## Task to carry out
Using the records that follow, copy every line containing the word "article".

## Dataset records
══════════════════════════════

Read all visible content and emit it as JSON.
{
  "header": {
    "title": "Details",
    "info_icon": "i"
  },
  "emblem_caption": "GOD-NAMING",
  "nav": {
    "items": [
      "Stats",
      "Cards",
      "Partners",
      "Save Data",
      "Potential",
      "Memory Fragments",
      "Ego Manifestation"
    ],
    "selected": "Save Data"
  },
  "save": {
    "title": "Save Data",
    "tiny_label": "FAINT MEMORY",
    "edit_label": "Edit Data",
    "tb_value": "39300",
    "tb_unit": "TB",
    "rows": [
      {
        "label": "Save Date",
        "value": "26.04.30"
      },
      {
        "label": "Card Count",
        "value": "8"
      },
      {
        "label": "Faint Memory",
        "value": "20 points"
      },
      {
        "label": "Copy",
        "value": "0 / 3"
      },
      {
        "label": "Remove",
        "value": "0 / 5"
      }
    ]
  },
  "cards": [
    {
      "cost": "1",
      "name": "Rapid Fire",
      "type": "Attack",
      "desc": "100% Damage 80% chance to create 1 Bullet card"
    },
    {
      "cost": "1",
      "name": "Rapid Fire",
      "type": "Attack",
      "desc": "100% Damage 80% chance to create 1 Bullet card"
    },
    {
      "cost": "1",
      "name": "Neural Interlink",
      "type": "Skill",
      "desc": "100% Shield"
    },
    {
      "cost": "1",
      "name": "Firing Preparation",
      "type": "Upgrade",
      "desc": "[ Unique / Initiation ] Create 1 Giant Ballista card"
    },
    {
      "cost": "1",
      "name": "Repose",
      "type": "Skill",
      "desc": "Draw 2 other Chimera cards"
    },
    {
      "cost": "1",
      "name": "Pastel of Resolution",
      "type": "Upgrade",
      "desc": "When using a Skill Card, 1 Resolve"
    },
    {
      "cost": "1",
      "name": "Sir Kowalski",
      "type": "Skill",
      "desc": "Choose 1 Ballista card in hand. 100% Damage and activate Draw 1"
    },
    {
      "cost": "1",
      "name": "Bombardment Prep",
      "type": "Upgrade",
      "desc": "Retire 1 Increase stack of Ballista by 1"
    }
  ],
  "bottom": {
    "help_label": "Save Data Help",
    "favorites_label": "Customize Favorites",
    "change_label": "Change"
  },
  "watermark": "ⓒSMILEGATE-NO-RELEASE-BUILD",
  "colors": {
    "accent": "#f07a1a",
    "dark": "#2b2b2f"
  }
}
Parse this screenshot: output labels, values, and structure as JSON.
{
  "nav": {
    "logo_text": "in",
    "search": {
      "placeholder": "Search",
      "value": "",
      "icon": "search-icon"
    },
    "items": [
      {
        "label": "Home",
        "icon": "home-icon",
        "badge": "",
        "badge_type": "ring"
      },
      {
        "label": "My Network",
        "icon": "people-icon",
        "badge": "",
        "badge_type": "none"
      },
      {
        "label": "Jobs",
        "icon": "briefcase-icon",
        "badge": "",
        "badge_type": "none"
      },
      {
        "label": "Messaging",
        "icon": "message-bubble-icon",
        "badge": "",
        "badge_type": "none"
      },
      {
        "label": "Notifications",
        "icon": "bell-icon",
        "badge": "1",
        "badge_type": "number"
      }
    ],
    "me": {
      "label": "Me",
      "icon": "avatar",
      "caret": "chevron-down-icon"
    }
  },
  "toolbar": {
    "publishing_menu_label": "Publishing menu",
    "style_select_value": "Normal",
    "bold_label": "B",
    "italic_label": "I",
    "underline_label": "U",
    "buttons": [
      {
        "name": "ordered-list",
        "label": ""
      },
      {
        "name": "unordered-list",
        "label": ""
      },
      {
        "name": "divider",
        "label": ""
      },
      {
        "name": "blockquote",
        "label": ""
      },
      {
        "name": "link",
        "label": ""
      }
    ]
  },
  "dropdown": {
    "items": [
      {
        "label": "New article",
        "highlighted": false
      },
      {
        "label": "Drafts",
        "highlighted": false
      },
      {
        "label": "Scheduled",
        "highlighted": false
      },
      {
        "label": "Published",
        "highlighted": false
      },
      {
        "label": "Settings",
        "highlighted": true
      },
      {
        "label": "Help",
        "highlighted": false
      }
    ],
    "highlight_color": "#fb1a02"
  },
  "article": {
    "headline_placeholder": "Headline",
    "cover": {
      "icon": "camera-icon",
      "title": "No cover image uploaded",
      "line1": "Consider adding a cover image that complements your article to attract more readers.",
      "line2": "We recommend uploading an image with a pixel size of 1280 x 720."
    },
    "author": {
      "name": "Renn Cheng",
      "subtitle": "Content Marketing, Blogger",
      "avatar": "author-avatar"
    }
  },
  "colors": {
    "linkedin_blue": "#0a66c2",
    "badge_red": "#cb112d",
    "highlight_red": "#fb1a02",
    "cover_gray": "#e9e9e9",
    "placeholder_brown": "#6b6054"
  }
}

══════════════════════════════

## Solution to the exercise
        "label": "New article",
  "article": {
      "line1": "Consider adding a cover image that complements your article to attract more readers.",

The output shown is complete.